** Start Exercise materials **
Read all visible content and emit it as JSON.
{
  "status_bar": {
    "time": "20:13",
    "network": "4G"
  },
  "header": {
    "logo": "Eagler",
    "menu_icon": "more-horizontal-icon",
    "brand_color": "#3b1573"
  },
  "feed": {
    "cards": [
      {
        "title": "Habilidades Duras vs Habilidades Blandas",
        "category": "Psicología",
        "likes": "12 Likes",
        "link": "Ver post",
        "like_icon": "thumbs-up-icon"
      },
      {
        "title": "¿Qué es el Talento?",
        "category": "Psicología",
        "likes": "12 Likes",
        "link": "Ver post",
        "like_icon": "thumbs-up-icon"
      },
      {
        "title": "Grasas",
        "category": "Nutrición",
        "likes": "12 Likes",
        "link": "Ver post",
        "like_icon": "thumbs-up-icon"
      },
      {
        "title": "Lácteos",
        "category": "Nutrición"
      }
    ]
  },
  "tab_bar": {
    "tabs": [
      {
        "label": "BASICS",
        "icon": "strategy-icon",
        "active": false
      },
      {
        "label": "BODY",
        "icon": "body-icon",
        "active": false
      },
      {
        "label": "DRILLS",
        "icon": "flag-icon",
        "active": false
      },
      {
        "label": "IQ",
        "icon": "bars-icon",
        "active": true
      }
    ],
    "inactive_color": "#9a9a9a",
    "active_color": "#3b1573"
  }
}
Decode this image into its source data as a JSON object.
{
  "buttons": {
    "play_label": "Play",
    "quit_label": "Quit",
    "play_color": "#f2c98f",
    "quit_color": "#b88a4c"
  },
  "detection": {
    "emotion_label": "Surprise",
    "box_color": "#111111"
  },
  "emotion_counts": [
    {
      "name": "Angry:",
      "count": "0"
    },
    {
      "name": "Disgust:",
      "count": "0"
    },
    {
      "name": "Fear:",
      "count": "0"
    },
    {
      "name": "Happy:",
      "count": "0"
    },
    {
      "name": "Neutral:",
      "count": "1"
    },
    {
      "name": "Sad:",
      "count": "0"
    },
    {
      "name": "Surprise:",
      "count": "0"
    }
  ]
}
** End Exercise materials **
Pull out each record as written and restate it exactly.

> **Answer to the exercise**:
Read all visible content and emit it as JSON.
{
  "status_bar": {
    "time": "20:13",
    "network": "4G"
  },
  "header": {
    "logo": "Eagler",
    "menu_icon": "more-horizontal-icon",
    "brand_color": "#3b1573"
  },
  "feed": {
    "cards": [
      {
        "title": "Habilidades Duras vs Habilidades Blandas",
        "category": "Psicología",
        "likes": "12 Likes",
        "link": "Ver post",
        "like_icon": "thumbs-up-icon"
      },
      {
        "title": "¿Qué es el Talento?",
        "category": "Psicología",
        "likes": "12 Likes",
        "link": "Ver post",
        "like_icon": "thumbs-up-icon"
      },
      {
        "title": "Grasas",
        "category": "Nutrición",
        "likes": "12 Likes",
        "link": "Ver post",
        "like_icon": "thumbs-up-icon"
      },
      {
        "title": "Lácteos",
        "category": "Nutrición"
      }
    ]
  },
  "tab_bar": {
    "tabs": [
      {
        "label": "BASICS",
        "icon": "strategy-icon",
        "active": false
      },
      {
        "label": "BODY",
        "icon": "body-icon",
        "active": false
      },
      {
        "label": "DRILLS",
        "icon": "flag-icon",
        "active": false
      },
      {
        "label": "IQ",
        "icon": "bars-icon",
        "active": true
      }
    ],
    "inactive_color": "#9a9a9a",
    "active_color": "#3b1573"
  }
}
Decode this image into its source data as a JSON object.
{
  "buttons": {
    "play_label": "Play",
    "quit_label": "Quit",
    "play_color": "#f2c98f",
    "quit_color": "#b88a4c"
  },
  "detection": {
    "emotion_label": "Surprise",
    "box_color": "#111111"
  },
  "emotion_counts": [
    {
      "name": "Angry:",
      "count": "0"
    },
    {
      "name": "Disgust:",
      "count": "0"
    },
    {
      "name": "Fear:",
      "count": "0"
    },
    {
      "name": "Happy:",
      "count": "0"
    },
    {
      "name": "Neutral:",
      "count": "1"
    },
    {
      "name": "Sad:",
      "count": "0"
    },
    {
      "name": "Surprise:",
      "count": "0"
    }
  ]
}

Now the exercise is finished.